Problem description:
Lines holding the string "Annual" are the ones to copy; find them all in the data.

>> Begin Raw data

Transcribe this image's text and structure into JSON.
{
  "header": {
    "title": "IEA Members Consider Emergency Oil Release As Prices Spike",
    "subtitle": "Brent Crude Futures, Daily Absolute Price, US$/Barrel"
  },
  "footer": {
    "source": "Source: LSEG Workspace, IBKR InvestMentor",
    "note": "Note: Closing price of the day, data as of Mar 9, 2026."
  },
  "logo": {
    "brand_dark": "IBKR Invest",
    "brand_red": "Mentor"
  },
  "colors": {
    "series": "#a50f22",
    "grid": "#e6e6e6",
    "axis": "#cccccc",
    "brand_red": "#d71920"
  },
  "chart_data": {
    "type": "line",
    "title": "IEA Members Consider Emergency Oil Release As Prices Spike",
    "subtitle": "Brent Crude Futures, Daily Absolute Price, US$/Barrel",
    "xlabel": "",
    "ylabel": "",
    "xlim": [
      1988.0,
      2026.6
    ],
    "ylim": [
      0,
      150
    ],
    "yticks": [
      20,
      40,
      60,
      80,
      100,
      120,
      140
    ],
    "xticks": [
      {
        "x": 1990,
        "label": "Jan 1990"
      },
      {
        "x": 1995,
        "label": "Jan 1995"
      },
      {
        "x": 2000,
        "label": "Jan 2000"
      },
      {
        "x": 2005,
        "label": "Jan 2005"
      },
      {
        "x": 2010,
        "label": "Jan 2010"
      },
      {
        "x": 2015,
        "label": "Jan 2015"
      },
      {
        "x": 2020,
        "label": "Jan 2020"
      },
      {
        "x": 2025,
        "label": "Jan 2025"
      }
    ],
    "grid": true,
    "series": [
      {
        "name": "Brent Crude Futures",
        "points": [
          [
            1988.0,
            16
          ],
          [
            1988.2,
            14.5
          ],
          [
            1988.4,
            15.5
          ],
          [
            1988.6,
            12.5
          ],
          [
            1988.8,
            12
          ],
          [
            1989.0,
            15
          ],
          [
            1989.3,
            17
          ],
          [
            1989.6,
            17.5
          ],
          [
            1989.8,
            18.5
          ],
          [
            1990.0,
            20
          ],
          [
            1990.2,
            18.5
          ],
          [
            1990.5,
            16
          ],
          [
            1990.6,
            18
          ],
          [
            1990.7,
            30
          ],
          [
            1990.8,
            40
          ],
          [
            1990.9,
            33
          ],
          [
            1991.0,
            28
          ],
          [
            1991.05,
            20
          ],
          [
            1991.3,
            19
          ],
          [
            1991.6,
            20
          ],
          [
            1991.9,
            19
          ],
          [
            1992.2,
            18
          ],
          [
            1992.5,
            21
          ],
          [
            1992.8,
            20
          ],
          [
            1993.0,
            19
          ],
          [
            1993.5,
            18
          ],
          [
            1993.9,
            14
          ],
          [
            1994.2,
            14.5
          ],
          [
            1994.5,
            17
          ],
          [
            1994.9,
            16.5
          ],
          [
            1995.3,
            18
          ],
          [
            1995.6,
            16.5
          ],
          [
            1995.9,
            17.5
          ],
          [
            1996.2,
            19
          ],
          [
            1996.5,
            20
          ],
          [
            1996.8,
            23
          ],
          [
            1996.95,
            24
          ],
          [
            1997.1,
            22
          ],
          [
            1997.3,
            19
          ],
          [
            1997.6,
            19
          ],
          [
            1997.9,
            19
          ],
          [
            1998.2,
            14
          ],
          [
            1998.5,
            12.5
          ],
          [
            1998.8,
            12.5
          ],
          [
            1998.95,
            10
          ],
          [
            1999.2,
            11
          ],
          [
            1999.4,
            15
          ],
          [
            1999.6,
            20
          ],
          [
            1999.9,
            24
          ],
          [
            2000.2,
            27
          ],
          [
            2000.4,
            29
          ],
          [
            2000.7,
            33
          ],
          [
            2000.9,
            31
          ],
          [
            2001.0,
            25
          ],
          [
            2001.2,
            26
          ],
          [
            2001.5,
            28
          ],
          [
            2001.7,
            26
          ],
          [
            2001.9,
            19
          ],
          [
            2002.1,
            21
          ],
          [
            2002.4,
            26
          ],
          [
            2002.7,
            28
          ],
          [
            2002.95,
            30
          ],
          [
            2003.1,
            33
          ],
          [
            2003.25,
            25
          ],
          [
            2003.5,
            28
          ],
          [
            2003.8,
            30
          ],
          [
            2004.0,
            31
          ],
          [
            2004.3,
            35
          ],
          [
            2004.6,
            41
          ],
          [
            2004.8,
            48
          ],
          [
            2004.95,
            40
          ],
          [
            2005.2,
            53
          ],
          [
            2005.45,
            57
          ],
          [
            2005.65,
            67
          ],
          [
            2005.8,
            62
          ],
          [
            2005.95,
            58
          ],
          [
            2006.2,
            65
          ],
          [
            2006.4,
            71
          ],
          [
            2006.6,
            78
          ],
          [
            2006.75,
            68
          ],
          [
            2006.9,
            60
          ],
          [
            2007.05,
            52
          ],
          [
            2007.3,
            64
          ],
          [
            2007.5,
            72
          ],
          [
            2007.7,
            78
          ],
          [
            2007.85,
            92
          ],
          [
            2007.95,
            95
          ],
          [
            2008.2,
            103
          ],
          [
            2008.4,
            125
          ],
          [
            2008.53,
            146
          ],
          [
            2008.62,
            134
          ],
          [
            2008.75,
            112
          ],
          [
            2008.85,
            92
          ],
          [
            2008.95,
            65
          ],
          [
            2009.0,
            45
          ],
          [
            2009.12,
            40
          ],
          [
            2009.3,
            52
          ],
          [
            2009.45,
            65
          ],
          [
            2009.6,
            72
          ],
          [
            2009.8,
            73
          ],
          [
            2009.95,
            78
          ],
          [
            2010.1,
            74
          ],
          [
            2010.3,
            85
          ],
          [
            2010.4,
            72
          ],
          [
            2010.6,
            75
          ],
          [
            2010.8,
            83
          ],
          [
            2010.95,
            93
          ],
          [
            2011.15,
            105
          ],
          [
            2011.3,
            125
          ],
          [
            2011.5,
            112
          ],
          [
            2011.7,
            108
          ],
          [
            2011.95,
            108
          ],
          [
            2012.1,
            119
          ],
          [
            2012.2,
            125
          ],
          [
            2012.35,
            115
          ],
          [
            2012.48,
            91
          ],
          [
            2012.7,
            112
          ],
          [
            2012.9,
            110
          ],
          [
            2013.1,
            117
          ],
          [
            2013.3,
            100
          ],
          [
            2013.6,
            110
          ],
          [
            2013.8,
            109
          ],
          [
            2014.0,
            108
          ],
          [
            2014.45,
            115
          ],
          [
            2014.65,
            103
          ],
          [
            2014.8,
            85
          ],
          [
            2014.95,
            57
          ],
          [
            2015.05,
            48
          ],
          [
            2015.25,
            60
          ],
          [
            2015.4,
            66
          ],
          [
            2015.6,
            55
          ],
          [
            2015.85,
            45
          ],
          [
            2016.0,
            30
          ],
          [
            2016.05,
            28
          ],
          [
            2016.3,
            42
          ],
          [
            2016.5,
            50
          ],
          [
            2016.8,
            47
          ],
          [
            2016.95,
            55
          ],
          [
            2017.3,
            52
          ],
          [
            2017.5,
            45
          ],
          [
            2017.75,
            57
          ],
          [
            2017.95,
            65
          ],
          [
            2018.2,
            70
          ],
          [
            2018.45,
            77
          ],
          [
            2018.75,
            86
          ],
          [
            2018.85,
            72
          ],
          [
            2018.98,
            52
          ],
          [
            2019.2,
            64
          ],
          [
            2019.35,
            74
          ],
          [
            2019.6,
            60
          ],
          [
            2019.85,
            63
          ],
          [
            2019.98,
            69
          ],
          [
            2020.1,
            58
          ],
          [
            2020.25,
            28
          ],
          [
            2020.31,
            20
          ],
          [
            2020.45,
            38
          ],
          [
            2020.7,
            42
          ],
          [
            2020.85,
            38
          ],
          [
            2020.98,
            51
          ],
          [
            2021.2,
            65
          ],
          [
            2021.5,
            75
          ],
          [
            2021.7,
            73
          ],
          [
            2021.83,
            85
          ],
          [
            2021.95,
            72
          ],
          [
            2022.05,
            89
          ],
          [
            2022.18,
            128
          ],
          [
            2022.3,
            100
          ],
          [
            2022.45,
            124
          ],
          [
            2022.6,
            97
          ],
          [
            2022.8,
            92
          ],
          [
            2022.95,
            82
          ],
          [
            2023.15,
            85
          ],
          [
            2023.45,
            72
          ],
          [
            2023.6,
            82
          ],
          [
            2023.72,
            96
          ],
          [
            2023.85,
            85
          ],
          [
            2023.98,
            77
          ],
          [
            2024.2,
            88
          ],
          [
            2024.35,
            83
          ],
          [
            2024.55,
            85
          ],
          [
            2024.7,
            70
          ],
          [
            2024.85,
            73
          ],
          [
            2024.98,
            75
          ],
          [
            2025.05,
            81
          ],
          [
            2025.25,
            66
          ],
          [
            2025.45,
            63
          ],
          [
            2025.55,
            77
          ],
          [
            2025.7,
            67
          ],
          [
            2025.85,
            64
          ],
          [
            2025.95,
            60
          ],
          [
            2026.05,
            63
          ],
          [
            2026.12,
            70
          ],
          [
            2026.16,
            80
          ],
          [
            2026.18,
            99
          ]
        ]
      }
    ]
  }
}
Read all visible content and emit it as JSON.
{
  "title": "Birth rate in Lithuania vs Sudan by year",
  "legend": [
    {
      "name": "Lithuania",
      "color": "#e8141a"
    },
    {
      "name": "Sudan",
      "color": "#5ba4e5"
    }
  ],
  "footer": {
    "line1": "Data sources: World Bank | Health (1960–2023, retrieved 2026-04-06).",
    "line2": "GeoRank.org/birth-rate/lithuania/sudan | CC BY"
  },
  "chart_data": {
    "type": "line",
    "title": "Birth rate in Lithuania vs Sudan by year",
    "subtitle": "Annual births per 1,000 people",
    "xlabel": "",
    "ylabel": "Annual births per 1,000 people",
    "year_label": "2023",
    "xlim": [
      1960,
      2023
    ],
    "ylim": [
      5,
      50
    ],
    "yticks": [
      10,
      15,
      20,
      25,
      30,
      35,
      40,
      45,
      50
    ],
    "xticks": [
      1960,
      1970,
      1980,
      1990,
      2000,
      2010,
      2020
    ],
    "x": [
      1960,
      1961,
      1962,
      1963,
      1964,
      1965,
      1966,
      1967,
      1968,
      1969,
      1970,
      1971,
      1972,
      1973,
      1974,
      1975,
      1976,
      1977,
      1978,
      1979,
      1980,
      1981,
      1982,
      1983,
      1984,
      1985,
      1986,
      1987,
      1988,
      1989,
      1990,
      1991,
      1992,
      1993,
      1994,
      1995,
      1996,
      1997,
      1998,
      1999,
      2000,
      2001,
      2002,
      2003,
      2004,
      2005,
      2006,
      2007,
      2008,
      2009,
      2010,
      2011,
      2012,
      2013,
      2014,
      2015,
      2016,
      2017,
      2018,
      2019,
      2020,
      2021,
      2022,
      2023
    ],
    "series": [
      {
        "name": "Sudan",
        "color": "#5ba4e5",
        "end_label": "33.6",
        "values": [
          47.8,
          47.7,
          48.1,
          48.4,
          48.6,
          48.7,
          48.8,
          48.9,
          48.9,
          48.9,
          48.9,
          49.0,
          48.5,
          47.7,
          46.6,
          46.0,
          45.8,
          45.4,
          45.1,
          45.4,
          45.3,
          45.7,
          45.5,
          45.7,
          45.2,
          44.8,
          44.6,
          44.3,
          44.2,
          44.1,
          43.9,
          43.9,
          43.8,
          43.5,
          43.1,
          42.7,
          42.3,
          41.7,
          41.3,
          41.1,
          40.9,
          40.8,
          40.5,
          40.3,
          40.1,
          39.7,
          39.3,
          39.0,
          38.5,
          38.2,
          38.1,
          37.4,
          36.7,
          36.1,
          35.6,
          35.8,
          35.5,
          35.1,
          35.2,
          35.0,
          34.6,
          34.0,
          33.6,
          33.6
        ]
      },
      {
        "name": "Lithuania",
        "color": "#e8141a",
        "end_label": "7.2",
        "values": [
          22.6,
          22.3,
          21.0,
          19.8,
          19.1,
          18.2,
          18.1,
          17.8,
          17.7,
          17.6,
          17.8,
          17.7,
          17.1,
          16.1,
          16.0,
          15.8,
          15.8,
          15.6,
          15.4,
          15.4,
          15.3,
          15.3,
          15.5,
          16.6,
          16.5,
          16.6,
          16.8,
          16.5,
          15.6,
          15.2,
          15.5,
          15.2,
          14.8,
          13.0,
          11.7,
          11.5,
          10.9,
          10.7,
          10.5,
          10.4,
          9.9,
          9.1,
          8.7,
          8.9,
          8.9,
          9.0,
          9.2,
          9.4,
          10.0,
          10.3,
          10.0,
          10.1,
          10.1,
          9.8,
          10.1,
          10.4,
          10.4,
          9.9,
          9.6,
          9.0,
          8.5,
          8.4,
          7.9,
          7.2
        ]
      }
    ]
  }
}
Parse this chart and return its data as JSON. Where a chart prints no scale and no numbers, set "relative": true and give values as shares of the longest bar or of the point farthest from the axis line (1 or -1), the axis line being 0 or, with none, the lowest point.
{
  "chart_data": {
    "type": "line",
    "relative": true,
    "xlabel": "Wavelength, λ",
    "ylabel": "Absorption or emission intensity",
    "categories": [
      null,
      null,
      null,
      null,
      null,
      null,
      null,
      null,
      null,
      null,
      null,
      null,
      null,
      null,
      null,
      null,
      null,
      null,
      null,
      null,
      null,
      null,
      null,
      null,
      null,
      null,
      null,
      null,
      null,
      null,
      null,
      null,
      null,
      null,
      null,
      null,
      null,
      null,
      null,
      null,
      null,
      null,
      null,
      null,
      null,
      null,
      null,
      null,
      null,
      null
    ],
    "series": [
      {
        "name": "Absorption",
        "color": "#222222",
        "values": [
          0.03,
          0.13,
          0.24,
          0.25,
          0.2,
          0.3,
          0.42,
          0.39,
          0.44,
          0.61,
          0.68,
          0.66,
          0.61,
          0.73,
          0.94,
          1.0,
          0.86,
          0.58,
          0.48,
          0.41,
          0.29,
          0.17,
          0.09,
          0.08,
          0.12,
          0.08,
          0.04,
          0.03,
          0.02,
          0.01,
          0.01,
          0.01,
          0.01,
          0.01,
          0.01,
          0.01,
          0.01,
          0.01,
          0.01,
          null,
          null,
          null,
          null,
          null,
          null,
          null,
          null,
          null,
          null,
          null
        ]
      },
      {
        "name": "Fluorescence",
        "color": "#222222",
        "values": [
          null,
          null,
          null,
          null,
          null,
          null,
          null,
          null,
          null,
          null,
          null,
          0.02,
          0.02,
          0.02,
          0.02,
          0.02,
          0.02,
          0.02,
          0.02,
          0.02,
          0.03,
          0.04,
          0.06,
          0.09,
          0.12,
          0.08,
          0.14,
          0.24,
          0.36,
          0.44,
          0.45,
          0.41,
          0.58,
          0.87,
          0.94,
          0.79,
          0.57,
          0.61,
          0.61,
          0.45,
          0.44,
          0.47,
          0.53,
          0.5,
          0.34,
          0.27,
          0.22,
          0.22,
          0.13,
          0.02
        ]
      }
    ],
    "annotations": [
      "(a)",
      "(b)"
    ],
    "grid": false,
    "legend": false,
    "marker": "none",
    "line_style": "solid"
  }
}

>> End Raw data

Result of this task:
    "subtitle": "Annual births per 1,000 people",
    "ylabel": "Annual births per 1,000 people",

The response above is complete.